◆ To be done
Work through the records below and tally every line containing "区政府的领导下". Reply with the total alone.

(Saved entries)
......

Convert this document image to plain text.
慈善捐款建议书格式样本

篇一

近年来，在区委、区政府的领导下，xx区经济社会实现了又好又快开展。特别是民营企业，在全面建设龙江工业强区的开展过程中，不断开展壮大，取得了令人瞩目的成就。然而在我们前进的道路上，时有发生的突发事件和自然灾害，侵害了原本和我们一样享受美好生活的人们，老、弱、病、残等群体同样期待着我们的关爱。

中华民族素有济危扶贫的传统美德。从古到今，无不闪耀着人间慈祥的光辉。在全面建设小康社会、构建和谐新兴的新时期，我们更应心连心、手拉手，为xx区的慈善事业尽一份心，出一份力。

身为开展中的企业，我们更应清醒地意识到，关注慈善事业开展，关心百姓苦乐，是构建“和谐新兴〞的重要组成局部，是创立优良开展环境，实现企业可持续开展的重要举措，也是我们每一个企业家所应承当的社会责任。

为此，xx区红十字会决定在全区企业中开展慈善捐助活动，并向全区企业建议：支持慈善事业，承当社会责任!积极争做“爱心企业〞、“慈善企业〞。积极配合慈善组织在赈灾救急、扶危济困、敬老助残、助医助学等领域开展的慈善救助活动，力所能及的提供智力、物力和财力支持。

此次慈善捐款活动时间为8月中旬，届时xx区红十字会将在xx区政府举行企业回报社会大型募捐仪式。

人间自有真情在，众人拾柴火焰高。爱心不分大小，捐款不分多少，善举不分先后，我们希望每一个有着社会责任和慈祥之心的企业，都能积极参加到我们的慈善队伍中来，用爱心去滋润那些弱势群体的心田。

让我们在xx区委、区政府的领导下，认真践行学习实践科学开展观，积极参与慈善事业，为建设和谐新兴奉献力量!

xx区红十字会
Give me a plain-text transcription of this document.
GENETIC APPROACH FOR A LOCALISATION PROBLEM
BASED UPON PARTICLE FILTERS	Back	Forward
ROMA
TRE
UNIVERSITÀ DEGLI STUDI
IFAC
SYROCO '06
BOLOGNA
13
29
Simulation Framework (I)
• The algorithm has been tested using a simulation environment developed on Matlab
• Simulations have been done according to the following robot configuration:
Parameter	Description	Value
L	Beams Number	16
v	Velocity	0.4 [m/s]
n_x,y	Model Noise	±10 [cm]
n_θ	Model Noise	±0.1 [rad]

......

◆ Written response
2